EXERCISE PROMPT: Gather from the material every line that contains the string "жизнь".

RECORDS:
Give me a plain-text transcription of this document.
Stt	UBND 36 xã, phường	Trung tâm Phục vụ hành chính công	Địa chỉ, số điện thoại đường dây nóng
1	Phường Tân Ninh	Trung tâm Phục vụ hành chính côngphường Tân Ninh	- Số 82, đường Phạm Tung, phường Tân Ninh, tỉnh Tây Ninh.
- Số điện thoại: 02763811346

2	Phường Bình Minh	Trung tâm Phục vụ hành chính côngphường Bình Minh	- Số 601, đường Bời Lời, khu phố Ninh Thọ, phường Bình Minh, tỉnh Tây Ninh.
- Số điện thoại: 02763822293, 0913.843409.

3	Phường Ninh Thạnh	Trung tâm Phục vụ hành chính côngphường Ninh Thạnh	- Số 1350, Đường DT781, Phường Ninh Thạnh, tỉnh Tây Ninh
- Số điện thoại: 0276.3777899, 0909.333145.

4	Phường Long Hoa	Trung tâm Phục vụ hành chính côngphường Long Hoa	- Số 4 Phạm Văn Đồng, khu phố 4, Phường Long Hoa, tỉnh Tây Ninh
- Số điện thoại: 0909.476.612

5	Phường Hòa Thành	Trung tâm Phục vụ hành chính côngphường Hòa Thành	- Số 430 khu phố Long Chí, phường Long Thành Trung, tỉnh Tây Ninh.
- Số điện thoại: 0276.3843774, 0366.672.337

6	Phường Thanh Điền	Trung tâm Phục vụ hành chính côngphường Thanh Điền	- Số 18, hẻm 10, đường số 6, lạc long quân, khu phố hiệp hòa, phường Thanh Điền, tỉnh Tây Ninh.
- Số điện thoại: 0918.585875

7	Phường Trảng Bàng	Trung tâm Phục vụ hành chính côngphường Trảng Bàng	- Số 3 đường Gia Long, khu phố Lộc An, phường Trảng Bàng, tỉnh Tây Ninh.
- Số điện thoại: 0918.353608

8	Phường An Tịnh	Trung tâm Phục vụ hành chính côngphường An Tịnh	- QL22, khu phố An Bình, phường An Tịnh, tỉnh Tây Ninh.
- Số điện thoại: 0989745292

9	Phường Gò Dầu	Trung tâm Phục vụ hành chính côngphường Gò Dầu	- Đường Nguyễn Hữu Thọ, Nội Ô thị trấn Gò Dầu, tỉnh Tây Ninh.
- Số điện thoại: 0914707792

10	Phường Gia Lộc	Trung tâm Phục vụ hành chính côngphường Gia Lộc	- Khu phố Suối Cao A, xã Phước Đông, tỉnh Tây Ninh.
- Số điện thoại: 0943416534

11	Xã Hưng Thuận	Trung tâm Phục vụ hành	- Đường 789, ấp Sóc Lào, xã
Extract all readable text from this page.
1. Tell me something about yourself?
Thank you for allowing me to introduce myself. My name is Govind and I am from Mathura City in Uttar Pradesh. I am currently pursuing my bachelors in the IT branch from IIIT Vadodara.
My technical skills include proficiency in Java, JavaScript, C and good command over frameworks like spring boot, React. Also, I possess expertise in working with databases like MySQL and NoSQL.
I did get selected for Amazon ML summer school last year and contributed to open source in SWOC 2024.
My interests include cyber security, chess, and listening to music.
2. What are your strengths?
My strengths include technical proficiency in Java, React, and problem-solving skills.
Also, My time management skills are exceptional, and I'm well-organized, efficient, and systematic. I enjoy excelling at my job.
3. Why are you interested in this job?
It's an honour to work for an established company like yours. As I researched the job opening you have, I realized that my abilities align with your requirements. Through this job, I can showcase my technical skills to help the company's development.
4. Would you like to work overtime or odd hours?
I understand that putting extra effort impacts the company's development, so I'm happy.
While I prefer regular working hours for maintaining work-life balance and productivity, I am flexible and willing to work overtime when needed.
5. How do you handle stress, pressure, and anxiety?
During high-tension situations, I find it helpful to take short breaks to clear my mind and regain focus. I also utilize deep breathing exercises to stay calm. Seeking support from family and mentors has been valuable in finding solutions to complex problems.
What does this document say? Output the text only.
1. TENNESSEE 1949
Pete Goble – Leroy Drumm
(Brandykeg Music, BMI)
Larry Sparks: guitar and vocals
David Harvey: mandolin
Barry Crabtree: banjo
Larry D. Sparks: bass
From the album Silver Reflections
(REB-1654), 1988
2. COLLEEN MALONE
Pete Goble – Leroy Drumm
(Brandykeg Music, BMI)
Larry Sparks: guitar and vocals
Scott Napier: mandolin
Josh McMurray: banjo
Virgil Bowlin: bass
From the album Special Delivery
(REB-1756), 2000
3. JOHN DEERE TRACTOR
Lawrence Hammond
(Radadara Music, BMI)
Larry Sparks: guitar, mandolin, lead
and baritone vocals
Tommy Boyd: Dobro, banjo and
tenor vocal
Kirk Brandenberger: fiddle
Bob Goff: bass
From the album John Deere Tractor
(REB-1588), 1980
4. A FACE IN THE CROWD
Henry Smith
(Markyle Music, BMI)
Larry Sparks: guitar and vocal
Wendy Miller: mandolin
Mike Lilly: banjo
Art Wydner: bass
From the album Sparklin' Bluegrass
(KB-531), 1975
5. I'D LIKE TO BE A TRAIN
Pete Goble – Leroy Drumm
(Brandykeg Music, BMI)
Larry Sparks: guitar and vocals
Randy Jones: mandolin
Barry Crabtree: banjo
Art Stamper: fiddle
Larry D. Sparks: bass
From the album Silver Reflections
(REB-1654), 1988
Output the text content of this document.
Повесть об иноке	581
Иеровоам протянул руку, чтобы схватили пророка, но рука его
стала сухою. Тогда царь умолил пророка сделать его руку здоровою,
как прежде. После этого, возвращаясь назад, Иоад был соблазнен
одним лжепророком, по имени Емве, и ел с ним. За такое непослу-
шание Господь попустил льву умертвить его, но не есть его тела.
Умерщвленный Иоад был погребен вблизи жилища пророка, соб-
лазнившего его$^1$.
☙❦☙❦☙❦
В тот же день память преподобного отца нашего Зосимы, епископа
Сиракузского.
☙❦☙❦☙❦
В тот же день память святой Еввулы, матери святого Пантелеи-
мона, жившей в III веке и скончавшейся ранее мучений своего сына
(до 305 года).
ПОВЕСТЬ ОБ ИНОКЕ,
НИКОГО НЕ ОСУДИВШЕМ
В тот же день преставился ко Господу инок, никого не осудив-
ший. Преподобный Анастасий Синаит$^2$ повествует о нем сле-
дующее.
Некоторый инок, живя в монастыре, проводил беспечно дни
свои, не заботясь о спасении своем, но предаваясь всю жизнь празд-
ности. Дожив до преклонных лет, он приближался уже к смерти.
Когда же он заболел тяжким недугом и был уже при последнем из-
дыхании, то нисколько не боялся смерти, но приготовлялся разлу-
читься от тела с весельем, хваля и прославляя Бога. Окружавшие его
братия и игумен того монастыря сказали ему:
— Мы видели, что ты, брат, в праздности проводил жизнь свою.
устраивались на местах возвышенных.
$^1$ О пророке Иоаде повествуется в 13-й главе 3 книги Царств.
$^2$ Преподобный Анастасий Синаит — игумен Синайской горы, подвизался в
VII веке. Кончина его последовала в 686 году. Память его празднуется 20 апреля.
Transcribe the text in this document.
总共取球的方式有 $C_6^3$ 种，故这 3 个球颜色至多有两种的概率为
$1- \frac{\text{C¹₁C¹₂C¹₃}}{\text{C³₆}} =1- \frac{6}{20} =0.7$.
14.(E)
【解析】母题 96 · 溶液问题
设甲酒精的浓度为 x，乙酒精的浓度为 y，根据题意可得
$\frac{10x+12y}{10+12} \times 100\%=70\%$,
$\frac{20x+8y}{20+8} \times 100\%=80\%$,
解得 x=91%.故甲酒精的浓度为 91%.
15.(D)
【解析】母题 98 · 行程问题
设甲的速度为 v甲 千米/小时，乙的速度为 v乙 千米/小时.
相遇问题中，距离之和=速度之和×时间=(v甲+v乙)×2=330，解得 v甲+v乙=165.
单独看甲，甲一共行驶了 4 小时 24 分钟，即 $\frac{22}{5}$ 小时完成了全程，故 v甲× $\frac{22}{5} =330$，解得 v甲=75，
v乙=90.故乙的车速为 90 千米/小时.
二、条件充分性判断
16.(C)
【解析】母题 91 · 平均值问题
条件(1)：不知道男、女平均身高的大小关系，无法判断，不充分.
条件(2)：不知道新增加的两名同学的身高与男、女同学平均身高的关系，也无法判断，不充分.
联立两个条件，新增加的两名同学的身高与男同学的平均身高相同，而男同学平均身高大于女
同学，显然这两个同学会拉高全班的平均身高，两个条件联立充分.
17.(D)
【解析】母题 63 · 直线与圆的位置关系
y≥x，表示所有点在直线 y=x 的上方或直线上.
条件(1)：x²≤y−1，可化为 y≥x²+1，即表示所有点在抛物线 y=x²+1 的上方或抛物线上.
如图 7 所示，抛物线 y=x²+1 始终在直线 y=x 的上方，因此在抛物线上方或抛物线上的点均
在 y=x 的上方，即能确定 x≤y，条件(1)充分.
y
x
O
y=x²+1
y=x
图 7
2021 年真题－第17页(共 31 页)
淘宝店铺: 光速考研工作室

RESULT:
свои, не заботясь о спасении своем, но предаваясь всю жизнь празд-
— Мы видели, что ты, брат, в праздности проводил жизнь свою.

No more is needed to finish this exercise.